:: Information provided ::

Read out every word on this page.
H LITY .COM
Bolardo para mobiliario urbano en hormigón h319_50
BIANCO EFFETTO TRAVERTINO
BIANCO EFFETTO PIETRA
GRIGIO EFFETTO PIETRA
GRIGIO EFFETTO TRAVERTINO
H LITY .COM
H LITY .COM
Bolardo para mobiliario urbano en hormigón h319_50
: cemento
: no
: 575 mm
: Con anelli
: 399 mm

:::

*What needs to be done:*
Return every line of the material exactly.

*Output below:*
Read out every word on this page.
H LITY .COM
Bolardo para mobiliario urbano en hormigón h319_50
BIANCO EFFETTO TRAVERTINO
BIANCO EFFETTO PIETRA
GRIGIO EFFETTO PIETRA
GRIGIO EFFETTO TRAVERTINO
H LITY .COM
H LITY .COM
Bolardo para mobiliario urbano en hormigón h319_50
: cemento
: no
: 575 mm
: Con anelli
: 399 mm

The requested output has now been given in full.